▶ _TESTO FORNITO_
Ovviamente non è più di "massa" perchè la gente che trova lavoro deve essere ben raccomandata, e persino per i lavori più umili come pulire i gabinetti o spazzare il paviemnto.
La pubblica amministrazione è terra riservata ai "signorotti" politici e vescovi. E bisogna essere dei veri lecchini, dei veri amici degli amici di alto livello. Altrimenti....picche!
Persino per entrare nei corpi militari oggi ci vuole una chiave molto robusta. Li prendono in massa e poi li selezionano in base a quanto può pagare tizio, o godi dell'amicizia di caio.
Ai miei tempi si assumeva gente capace, impegnata. Il più attivo di oggi allora sarebbe stato considerato uno scanzafatiche. Almeno questa è la mia esperenzia vissuta, personale, piena di tristezza.
I concorsi erano a livello nazionale e pur essendoci i raccomandati vi era una massa che andava a confrontarsi con gli altri alla pari.
Oggi sono a livello super locale e vengono al 99 per cento fatti su misura per tizio e caio, per i figlio di pinco e la moglie di pallino. Vita vissuta anche questa. E l'1 per cento che resta non si sottrae alla semplice raccomdanzione.

▶ _DATI DA ESAMINARE_
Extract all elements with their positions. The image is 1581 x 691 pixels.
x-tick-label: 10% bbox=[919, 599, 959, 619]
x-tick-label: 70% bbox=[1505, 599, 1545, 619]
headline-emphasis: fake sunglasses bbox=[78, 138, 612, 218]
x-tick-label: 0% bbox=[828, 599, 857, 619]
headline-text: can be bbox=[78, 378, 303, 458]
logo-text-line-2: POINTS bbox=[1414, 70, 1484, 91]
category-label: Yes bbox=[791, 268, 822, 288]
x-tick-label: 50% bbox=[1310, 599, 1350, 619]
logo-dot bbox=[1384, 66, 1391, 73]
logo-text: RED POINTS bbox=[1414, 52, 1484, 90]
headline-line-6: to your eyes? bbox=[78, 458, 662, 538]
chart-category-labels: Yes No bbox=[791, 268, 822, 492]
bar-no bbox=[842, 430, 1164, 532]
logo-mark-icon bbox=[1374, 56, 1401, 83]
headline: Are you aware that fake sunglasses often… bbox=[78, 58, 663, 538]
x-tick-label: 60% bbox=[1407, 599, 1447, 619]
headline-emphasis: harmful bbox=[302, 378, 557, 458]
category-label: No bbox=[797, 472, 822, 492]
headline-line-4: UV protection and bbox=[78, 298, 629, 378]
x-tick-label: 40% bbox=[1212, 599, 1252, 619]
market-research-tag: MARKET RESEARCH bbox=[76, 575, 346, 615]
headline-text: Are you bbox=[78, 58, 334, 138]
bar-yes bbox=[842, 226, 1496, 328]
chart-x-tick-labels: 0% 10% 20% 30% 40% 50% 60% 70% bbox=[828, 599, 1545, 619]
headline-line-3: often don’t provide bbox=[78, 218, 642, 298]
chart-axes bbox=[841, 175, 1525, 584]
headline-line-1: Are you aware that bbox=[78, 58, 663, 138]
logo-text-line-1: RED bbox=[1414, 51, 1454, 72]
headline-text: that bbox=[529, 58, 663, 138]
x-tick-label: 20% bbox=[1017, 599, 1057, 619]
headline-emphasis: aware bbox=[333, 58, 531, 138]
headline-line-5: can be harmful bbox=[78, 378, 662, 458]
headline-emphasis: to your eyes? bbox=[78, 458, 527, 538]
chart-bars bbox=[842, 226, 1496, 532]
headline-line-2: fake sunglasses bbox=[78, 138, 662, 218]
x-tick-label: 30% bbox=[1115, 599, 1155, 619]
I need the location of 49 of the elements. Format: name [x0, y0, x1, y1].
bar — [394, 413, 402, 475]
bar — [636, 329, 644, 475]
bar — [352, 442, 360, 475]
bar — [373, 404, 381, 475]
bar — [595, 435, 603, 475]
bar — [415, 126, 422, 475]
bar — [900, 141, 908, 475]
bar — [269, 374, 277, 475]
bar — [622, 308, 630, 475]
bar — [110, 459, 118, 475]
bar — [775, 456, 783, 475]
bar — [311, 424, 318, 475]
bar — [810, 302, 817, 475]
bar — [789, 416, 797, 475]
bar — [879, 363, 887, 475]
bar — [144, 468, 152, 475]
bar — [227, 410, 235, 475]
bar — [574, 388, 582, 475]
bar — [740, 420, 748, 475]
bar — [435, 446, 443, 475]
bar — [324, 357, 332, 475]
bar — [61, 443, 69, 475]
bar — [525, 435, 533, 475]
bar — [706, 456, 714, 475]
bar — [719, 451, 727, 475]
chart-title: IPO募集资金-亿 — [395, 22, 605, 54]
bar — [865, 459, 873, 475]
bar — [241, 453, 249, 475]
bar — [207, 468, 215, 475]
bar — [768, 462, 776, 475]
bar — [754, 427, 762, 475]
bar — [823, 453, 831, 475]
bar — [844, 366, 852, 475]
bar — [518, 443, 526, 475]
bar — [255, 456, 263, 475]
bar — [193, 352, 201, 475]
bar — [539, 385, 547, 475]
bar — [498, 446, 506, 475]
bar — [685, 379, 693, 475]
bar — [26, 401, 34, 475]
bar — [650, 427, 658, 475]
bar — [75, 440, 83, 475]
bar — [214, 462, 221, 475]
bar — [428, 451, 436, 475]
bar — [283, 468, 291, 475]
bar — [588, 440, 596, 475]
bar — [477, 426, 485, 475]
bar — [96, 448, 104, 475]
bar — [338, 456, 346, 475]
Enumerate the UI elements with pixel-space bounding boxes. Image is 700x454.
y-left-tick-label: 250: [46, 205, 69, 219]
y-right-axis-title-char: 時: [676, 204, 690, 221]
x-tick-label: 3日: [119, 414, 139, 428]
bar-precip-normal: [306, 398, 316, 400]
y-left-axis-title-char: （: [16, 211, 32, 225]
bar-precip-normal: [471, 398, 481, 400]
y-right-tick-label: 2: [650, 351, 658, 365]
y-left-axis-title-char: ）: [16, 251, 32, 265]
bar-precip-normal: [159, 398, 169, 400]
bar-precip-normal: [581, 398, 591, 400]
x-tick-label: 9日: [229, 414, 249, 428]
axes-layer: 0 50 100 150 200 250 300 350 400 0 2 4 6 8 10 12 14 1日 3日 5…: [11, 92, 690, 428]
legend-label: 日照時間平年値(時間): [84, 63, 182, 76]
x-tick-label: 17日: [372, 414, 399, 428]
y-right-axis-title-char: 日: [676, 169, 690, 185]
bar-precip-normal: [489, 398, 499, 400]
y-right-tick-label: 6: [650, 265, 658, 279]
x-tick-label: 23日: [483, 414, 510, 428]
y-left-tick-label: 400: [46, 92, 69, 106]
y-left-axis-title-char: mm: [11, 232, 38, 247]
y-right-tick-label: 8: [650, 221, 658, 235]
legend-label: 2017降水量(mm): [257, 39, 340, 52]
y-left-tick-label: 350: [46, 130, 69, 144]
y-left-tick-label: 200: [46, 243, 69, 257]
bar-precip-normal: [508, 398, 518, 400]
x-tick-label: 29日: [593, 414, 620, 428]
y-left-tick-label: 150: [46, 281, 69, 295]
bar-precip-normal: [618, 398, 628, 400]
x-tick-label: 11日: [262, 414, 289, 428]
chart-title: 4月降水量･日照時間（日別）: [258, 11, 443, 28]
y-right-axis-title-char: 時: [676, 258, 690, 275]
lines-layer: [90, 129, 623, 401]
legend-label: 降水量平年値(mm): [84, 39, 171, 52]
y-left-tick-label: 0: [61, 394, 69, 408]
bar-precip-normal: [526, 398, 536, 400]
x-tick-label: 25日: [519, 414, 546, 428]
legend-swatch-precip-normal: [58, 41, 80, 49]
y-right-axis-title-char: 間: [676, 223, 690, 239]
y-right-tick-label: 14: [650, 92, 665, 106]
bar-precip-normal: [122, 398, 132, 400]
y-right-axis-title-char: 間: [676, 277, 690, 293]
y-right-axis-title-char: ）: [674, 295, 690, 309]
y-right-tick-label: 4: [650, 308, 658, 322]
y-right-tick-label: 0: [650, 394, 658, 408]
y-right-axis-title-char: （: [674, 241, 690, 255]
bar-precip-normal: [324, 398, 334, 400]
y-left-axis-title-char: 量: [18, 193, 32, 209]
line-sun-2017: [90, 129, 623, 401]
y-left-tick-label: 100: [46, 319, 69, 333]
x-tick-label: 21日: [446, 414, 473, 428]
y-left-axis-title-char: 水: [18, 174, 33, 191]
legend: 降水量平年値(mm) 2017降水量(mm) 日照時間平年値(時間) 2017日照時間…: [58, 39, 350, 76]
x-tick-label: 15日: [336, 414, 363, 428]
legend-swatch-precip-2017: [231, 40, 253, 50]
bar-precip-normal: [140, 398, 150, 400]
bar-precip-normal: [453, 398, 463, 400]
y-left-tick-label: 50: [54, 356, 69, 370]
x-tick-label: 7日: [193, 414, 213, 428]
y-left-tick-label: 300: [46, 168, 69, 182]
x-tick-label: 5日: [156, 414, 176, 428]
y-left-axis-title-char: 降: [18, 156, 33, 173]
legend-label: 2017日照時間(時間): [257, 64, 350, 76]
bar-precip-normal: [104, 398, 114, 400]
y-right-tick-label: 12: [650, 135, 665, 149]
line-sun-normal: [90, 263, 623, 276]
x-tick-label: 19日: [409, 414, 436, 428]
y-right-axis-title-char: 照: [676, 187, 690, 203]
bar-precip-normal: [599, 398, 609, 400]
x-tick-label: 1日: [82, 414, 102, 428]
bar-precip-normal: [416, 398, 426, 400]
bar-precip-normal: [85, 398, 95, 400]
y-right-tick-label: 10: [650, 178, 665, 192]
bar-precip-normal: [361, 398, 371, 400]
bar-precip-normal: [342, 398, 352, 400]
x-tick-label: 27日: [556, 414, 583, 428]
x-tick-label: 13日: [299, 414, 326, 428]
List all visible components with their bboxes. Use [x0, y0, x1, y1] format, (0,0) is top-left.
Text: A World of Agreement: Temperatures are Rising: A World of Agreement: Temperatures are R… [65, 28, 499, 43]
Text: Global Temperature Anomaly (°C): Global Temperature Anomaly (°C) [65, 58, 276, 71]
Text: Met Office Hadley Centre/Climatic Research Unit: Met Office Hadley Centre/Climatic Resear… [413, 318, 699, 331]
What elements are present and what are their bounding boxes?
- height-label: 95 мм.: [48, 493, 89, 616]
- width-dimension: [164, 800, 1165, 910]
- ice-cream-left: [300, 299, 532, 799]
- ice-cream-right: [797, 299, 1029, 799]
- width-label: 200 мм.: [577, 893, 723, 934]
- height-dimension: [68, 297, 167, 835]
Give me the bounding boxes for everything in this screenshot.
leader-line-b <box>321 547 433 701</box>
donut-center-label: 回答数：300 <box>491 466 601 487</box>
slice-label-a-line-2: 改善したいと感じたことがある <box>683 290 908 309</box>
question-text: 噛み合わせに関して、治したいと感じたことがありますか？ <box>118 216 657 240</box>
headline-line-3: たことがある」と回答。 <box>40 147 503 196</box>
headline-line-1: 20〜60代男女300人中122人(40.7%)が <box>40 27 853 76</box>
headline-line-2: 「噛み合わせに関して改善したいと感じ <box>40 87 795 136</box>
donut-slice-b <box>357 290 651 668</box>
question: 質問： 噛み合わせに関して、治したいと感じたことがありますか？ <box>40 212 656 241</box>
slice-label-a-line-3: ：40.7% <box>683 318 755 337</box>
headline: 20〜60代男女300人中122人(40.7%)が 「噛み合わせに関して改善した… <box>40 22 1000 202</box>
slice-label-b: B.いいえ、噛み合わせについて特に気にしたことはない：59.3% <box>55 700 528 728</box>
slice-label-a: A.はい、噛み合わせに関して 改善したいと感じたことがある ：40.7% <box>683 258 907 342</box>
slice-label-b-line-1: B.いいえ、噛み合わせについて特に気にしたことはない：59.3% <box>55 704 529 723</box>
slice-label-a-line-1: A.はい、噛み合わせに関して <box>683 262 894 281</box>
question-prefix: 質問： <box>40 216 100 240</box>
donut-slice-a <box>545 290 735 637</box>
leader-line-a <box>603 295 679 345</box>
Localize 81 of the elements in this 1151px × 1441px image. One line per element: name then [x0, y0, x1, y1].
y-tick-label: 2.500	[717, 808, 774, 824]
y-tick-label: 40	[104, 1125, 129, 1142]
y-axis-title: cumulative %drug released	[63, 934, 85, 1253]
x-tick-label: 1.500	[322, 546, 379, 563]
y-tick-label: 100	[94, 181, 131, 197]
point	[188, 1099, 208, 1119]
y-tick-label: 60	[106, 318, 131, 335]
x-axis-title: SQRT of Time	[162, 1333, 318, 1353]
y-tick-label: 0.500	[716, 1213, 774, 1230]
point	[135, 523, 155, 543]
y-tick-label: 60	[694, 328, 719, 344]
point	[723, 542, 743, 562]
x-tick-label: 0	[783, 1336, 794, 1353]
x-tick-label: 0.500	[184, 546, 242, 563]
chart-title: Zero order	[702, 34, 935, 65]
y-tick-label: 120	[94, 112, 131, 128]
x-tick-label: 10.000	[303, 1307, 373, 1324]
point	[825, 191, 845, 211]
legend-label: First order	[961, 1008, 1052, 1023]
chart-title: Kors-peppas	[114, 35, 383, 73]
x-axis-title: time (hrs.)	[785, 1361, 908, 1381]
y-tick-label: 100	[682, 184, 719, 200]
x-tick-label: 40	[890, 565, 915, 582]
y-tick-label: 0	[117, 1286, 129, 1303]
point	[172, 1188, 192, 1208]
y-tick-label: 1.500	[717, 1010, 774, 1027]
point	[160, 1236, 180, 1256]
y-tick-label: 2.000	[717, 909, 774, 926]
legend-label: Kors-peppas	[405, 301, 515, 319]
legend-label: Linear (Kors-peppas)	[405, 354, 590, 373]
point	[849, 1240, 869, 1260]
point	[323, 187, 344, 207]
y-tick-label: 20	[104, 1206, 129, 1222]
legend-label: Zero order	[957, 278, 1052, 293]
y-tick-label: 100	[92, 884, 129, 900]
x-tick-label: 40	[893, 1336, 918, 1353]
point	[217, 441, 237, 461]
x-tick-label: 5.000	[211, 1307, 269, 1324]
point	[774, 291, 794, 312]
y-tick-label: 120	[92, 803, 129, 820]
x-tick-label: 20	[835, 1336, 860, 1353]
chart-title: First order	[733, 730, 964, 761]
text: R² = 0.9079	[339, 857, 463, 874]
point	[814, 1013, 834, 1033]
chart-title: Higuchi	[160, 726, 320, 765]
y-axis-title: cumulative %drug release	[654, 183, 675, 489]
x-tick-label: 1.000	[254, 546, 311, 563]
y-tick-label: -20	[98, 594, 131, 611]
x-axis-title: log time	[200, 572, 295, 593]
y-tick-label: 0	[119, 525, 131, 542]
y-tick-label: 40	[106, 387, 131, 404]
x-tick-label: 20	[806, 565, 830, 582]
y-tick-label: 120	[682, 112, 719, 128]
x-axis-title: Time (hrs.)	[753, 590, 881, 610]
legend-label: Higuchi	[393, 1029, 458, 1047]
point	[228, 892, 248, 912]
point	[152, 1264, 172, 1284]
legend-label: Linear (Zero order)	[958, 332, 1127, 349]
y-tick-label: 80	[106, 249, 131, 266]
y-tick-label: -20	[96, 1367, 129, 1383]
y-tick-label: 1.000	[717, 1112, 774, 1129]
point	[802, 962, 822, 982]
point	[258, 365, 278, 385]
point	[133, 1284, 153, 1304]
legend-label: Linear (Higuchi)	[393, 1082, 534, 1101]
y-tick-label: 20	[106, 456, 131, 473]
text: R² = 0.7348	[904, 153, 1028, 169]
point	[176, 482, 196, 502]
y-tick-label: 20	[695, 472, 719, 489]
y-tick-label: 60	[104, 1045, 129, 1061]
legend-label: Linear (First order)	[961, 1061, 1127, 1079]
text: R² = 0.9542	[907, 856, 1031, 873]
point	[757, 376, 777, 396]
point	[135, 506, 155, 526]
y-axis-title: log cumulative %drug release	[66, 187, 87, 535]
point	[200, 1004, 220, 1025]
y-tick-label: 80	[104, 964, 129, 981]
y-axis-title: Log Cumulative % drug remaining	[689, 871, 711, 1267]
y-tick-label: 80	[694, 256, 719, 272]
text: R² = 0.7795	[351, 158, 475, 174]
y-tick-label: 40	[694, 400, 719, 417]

▶ _COSA FARE_
Prosegui il testo sulle raccomandazioni nel lavoro pubblico a partire dalla sua ultima frase. Le righe sono materiale a sé, distinto dal testo.

▶ _RISPOSTA_
Ovviamente lo spalleggiato, protetto, coccolato dell'inamovibile classe politica non fregherà niente di niente guadagnarsi lo stipendio di fine mese.
Con l'esperienza che mi ritrovo posso stare tranquilla che licenzieranno il meno protetto, e "ricompenseranno" per la produttività ottenuta da altri il più vicino al trono regnante. Ricatteranno i più deboli e li sfrutteranno fino a che sarà possibile, poi calci nel sedere.
Mi fermo sono troppo incavolata, davanti alle ingiustizie ormai consolidate mi sento sempre un Don Chisciotte che lotta contro i mulini a vento.